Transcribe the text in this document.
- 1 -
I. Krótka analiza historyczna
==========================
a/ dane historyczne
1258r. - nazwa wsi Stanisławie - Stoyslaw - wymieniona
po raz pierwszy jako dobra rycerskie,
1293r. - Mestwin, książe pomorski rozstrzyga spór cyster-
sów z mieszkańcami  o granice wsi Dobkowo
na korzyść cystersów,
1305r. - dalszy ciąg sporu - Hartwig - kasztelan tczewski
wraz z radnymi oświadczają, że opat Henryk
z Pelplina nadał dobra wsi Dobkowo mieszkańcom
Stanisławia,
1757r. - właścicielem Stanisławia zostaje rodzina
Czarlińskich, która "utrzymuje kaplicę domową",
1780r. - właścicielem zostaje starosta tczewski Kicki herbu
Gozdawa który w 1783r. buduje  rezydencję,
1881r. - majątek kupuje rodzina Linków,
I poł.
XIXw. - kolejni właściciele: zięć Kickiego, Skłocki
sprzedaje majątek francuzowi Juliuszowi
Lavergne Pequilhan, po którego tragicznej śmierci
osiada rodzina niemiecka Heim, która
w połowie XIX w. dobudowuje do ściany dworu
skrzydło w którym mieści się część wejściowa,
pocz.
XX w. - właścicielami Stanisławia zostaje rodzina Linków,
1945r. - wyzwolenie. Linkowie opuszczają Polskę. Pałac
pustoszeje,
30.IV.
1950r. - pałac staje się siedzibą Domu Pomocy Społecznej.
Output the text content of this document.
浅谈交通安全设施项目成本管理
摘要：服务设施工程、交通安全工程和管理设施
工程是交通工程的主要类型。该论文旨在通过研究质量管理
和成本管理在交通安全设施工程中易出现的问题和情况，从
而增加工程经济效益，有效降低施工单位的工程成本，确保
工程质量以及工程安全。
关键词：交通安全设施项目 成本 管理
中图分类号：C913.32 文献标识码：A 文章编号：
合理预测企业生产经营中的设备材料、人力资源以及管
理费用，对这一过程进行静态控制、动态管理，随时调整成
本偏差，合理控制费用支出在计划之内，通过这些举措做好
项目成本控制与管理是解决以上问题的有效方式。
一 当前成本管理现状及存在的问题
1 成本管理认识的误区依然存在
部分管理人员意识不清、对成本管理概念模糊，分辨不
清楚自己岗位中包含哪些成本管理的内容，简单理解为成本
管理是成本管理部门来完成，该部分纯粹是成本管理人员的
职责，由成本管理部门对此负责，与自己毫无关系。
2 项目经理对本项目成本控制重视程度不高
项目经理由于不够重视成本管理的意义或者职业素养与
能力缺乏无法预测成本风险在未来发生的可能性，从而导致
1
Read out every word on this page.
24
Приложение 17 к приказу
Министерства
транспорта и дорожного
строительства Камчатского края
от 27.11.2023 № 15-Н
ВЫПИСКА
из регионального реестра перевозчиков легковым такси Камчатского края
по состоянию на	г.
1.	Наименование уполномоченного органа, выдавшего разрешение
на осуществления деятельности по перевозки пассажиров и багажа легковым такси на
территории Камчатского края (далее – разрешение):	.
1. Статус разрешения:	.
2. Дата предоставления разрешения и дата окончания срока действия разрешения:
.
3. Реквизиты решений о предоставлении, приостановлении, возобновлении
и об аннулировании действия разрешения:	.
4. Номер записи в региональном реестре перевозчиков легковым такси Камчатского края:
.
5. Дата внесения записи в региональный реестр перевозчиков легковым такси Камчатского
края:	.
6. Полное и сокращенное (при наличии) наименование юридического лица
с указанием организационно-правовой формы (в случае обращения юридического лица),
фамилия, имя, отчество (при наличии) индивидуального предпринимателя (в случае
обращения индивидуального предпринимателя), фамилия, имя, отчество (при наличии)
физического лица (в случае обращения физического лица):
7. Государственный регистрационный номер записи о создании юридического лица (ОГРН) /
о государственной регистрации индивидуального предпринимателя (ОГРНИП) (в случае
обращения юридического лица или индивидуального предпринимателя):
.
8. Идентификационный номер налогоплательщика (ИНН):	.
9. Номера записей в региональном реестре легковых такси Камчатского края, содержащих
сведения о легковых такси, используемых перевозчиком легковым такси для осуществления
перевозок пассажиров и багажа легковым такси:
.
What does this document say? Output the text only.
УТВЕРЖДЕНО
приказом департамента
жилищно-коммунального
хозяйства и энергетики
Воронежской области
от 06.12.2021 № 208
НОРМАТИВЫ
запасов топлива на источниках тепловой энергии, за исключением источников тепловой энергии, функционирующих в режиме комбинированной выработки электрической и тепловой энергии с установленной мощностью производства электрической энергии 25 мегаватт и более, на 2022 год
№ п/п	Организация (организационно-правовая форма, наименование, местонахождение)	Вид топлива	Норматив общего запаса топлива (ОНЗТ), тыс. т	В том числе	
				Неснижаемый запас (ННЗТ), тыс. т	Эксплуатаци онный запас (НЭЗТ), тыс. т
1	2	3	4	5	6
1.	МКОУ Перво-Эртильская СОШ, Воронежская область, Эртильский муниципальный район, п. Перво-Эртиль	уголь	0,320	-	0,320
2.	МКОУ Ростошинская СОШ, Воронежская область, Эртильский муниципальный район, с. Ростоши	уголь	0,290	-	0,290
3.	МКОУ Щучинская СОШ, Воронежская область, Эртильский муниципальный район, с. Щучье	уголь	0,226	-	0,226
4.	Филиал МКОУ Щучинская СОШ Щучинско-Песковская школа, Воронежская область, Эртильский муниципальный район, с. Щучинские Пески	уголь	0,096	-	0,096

------------------------------------------------------------------------

WHAT YOU HAVE TO DO:
Output the data above exactly, please, line for line.

FULL ANSWER:
Transcribe the text in this document.
- 1 -
I. Krótka analiza historyczna
==========================
a/ dane historyczne
1258r. - nazwa wsi Stanisławie - Stoyslaw - wymieniona
po raz pierwszy jako dobra rycerskie,
1293r. - Mestwin, książe pomorski rozstrzyga spór cyster-
sów z mieszkańcami  o granice wsi Dobkowo
na korzyść cystersów,
1305r. - dalszy ciąg sporu - Hartwig - kasztelan tczewski
wraz z radnymi oświadczają, że opat Henryk
z Pelplina nadał dobra wsi Dobkowo mieszkańcom
Stanisławia,
1757r. - właścicielem Stanisławia zostaje rodzina
Czarlińskich, która "utrzymuje kaplicę domową",
1780r. - właścicielem zostaje starosta tczewski Kicki herbu
Gozdawa który w 1783r. buduje  rezydencję,
1881r. - majątek kupuje rodzina Linków,
I poł.
XIXw. - kolejni właściciele: zięć Kickiego, Skłocki
sprzedaje majątek francuzowi Juliuszowi
Lavergne Pequilhan, po którego tragicznej śmierci
osiada rodzina niemiecka Heim, która
w połowie XIX w. dobudowuje do ściany dworu
skrzydło w którym mieści się część wejściowa,
pocz.
XX w. - właścicielami Stanisławia zostaje rodzina Linków,
1945r. - wyzwolenie. Linkowie opuszczają Polskę. Pałac
pustoszeje,
30.IV.
1950r. - pałac staje się siedzibą Domu Pomocy Społecznej.
Output the text content of this document.
浅谈交通安全设施项目成本管理
摘要：服务设施工程、交通安全工程和管理设施
工程是交通工程的主要类型。该论文旨在通过研究质量管理
和成本管理在交通安全设施工程中易出现的问题和情况，从
而增加工程经济效益，有效降低施工单位的工程成本，确保
工程质量以及工程安全。
关键词：交通安全设施项目 成本 管理
中图分类号：C913.32 文献标识码：A 文章编号：
合理预测企业生产经营中的设备材料、人力资源以及管
理费用，对这一过程进行静态控制、动态管理，随时调整成
本偏差，合理控制费用支出在计划之内，通过这些举措做好
项目成本控制与管理是解决以上问题的有效方式。
一 当前成本管理现状及存在的问题
1 成本管理认识的误区依然存在
部分管理人员意识不清、对成本管理概念模糊，分辨不
清楚自己岗位中包含哪些成本管理的内容，简单理解为成本
管理是成本管理部门来完成，该部分纯粹是成本管理人员的
职责，由成本管理部门对此负责，与自己毫无关系。
2 项目经理对本项目成本控制重视程度不高
项目经理由于不够重视成本管理的意义或者职业素养与
能力缺乏无法预测成本风险在未来发生的可能性，从而导致
1
Read out every word on this page.
24
Приложение 17 к приказу
Министерства
транспорта и дорожного
строительства Камчатского края
от 27.11.2023 № 15-Н
ВЫПИСКА
из регионального реестра перевозчиков легковым такси Камчатского края
по состоянию на	г.
1.	Наименование уполномоченного органа, выдавшего разрешение
на осуществления деятельности по перевозки пассажиров и багажа легковым такси на
территории Камчатского края (далее – разрешение):	.
1. Статус разрешения:	.
2. Дата предоставления разрешения и дата окончания срока действия разрешения:
.
3. Реквизиты решений о предоставлении, приостановлении, возобновлении
и об аннулировании действия разрешения:	.
4. Номер записи в региональном реестре перевозчиков легковым такси Камчатского края:
.
5. Дата внесения записи в региональный реестр перевозчиков легковым такси Камчатского
края:	.
6. Полное и сокращенное (при наличии) наименование юридического лица
с указанием организационно-правовой формы (в случае обращения юридического лица),
фамилия, имя, отчество (при наличии) индивидуального предпринимателя (в случае
обращения индивидуального предпринимателя), фамилия, имя, отчество (при наличии)
физического лица (в случае обращения физического лица):
7. Государственный регистрационный номер записи о создании юридического лица (ОГРН) /
о государственной регистрации индивидуального предпринимателя (ОГРНИП) (в случае
обращения юридического лица или индивидуального предпринимателя):
.
8. Идентификационный номер налогоплательщика (ИНН):	.
9. Номера записей в региональном реестре легковых такси Камчатского края, содержащих
сведения о легковых такси, используемых перевозчиком легковым такси для осуществления
перевозок пассажиров и багажа легковым такси:
.
What does this document say? Output the text only.
УТВЕРЖДЕНО
приказом департамента
жилищно-коммунального
хозяйства и энергетики
Воронежской области
от 06.12.2021 № 208
НОРМАТИВЫ
запасов топлива на источниках тепловой энергии, за исключением источников тепловой энергии, функционирующих в режиме комбинированной выработки электрической и тепловой энергии с установленной мощностью производства электрической энергии 25 мегаватт и более, на 2022 год
№ п/п	Организация (организационно-правовая форма, наименование, местонахождение)	Вид топлива	Норматив общего запаса топлива (ОНЗТ), тыс. т	В том числе	
				Неснижаемый запас (ННЗТ), тыс. т	Эксплуатаци онный запас (НЭЗТ), тыс. т
1	2	3	4	5	6
1.	МКОУ Перво-Эртильская СОШ, Воронежская область, Эртильский муниципальный район, п. Перво-Эртиль	уголь	0,320	-	0,320
2.	МКОУ Ростошинская СОШ, Воронежская область, Эртильский муниципальный район, с. Ростоши	уголь	0,290	-	0,290
3.	МКОУ Щучинская СОШ, Воронежская область, Эртильский муниципальный район, с. Щучье	уголь	0,226	-	0,226
4.	Филиал МКОУ Щучинская СОШ Щучинско-Песковская школа, Воронежская область, Эртильский муниципальный район, с. Щучинские Пески	уголь	0,096	-	0,096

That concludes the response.